▶ **RECORDS PROVIDED**
'''

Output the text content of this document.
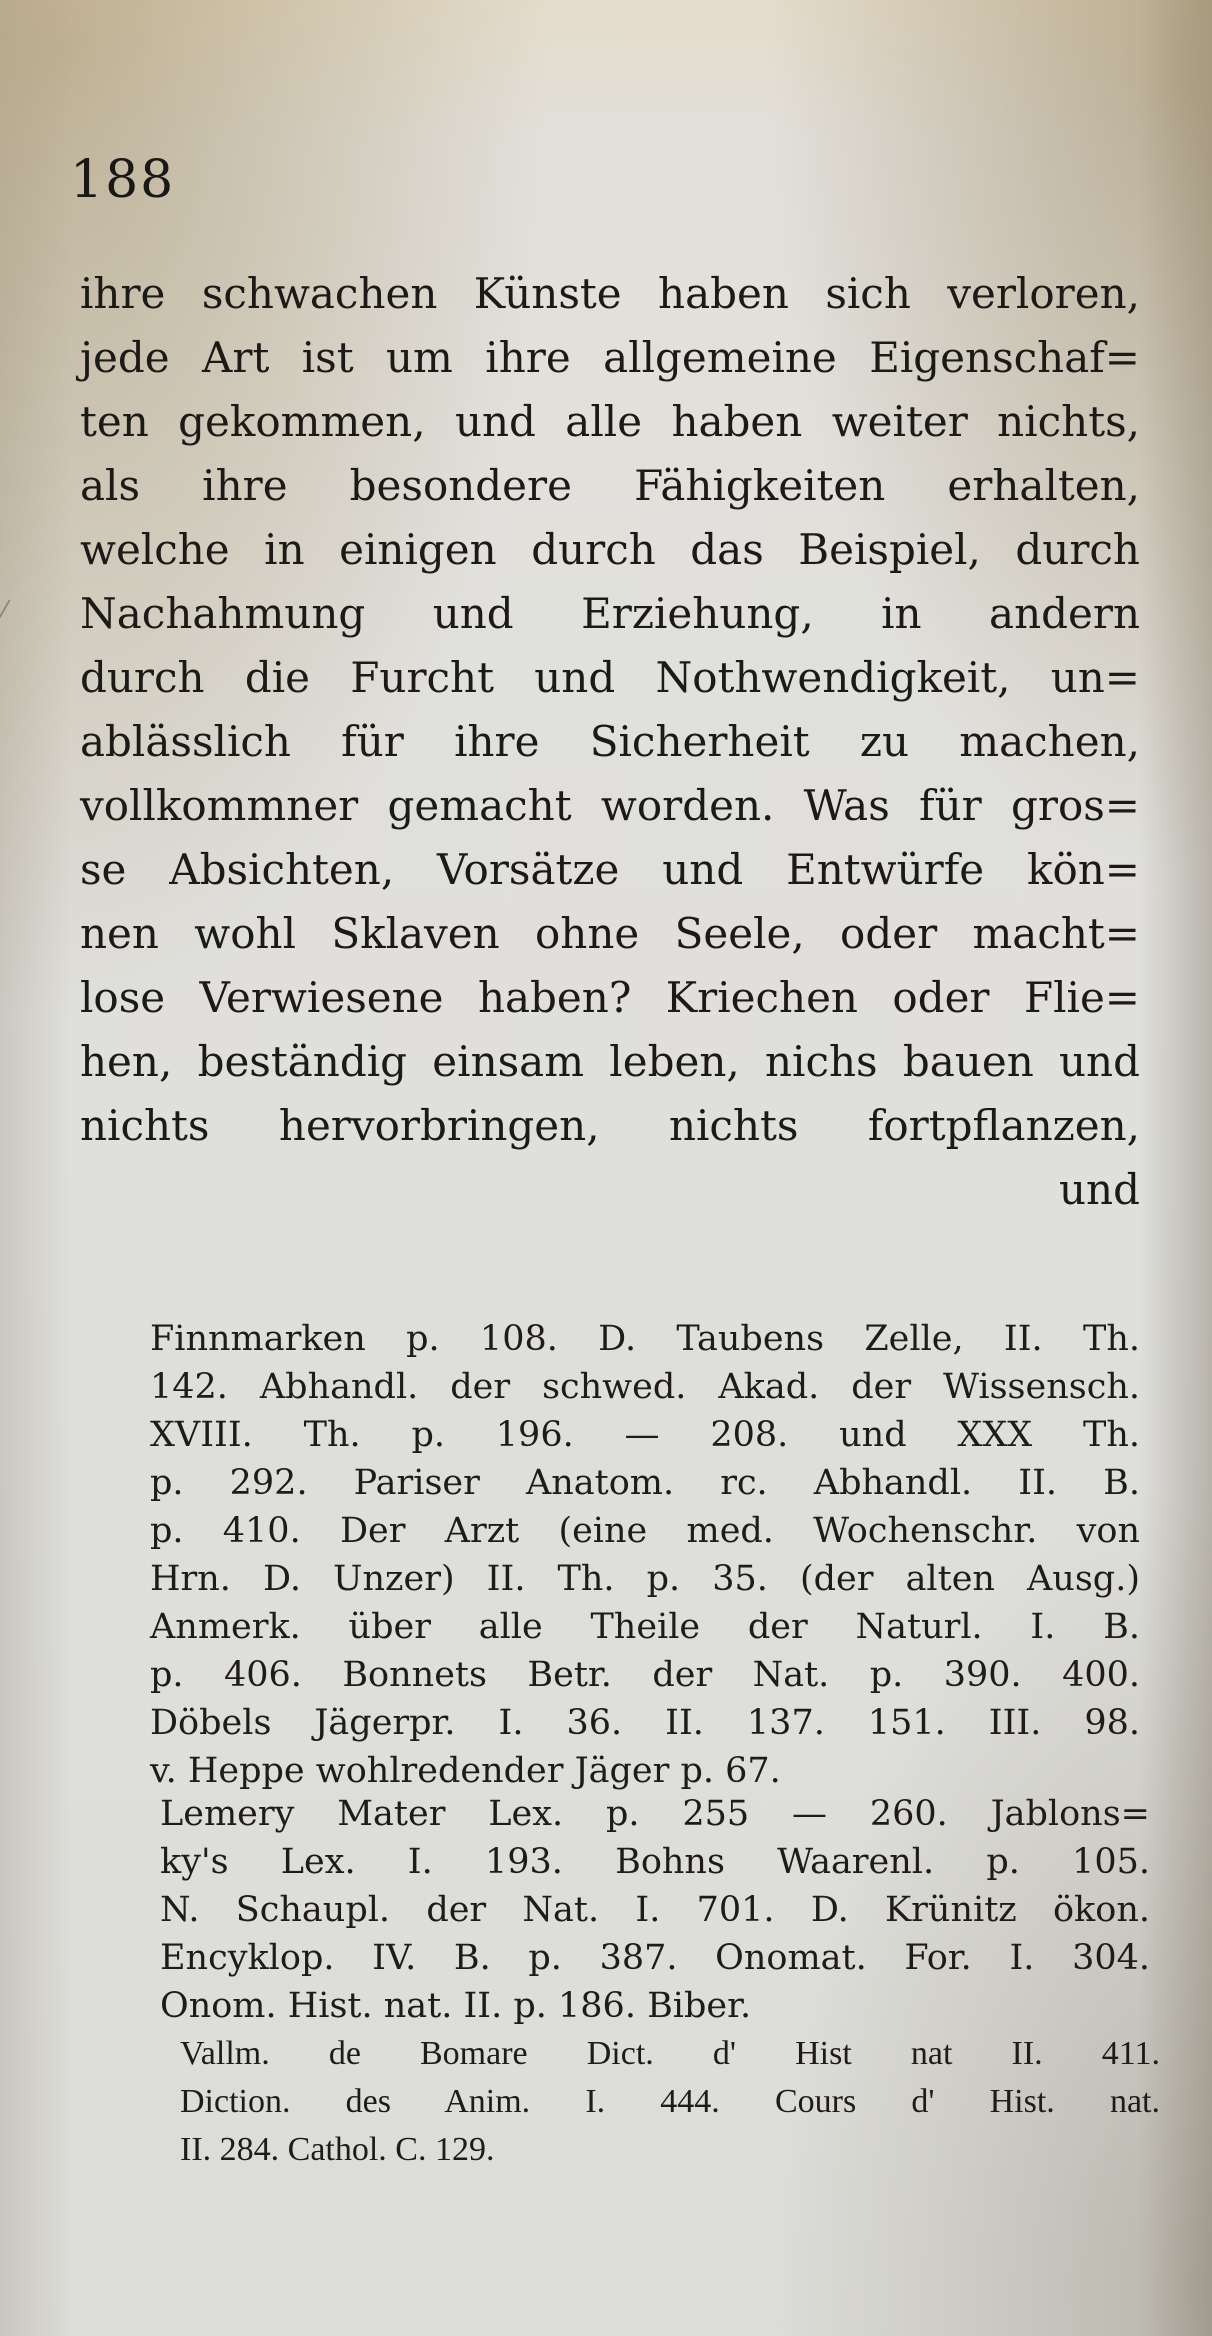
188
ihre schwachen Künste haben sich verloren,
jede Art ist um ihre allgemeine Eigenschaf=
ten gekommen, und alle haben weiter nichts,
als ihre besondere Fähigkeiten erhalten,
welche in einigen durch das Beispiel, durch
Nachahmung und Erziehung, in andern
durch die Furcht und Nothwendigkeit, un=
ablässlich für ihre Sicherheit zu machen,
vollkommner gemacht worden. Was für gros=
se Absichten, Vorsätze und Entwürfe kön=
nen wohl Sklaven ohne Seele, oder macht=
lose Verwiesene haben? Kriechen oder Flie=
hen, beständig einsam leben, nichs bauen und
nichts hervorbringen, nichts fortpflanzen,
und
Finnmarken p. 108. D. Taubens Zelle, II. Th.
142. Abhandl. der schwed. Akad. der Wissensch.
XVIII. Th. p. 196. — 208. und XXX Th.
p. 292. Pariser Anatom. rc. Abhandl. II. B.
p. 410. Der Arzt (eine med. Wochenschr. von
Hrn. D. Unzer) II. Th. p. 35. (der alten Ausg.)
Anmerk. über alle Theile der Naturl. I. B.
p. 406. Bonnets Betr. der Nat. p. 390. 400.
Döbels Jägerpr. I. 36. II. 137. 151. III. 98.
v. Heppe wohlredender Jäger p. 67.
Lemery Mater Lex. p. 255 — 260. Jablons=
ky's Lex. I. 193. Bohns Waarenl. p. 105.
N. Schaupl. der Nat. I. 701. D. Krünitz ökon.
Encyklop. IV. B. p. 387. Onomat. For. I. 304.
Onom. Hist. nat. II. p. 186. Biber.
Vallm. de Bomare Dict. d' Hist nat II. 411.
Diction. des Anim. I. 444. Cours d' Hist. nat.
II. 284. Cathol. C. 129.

'''

▶ **WHAT THE EXERCISE ASKS**
Return each line from the material above exactly, but not the pictures.

▶ **FINISHED ANSWER**
Output the text content of this document.
188
ihre schwachen Künste haben sich verloren,
jede Art ist um ihre allgemeine Eigenschaf=
ten gekommen, und alle haben weiter nichts,
als ihre besondere Fähigkeiten erhalten,
welche in einigen durch das Beispiel, durch
Nachahmung und Erziehung, in andern
durch die Furcht und Nothwendigkeit, un=
ablässlich für ihre Sicherheit zu machen,
vollkommner gemacht worden. Was für gros=
se Absichten, Vorsätze und Entwürfe kön=
nen wohl Sklaven ohne Seele, oder macht=
lose Verwiesene haben? Kriechen oder Flie=
hen, beständig einsam leben, nichs bauen und
nichts hervorbringen, nichts fortpflanzen,
und
Finnmarken p. 108. D. Taubens Zelle, II. Th.
142. Abhandl. der schwed. Akad. der Wissensch.
XVIII. Th. p. 196. — 208. und XXX Th.
p. 292. Pariser Anatom. rc. Abhandl. II. B.
p. 410. Der Arzt (eine med. Wochenschr. von
Hrn. D. Unzer) II. Th. p. 35. (der alten Ausg.)
Anmerk. über alle Theile der Naturl. I. B.
p. 406. Bonnets Betr. der Nat. p. 390. 400.
Döbels Jägerpr. I. 36. II. 137. 151. III. 98.
v. Heppe wohlredender Jäger p. 67.
Lemery Mater Lex. p. 255 — 260. Jablons=
ky's Lex. I. 193. Bohns Waarenl. p. 105.
N. Schaupl. der Nat. I. 701. D. Krünitz ökon.
Encyklop. IV. B. p. 387. Onomat. For. I. 304.
Onom. Hist. nat. II. p. 186. Biber.
Vallm. de Bomare Dict. d' Hist nat II. 411.
Diction. des Anim. I. 444. Cours d' Hist. nat.
II. 284. Cathol. C. 129.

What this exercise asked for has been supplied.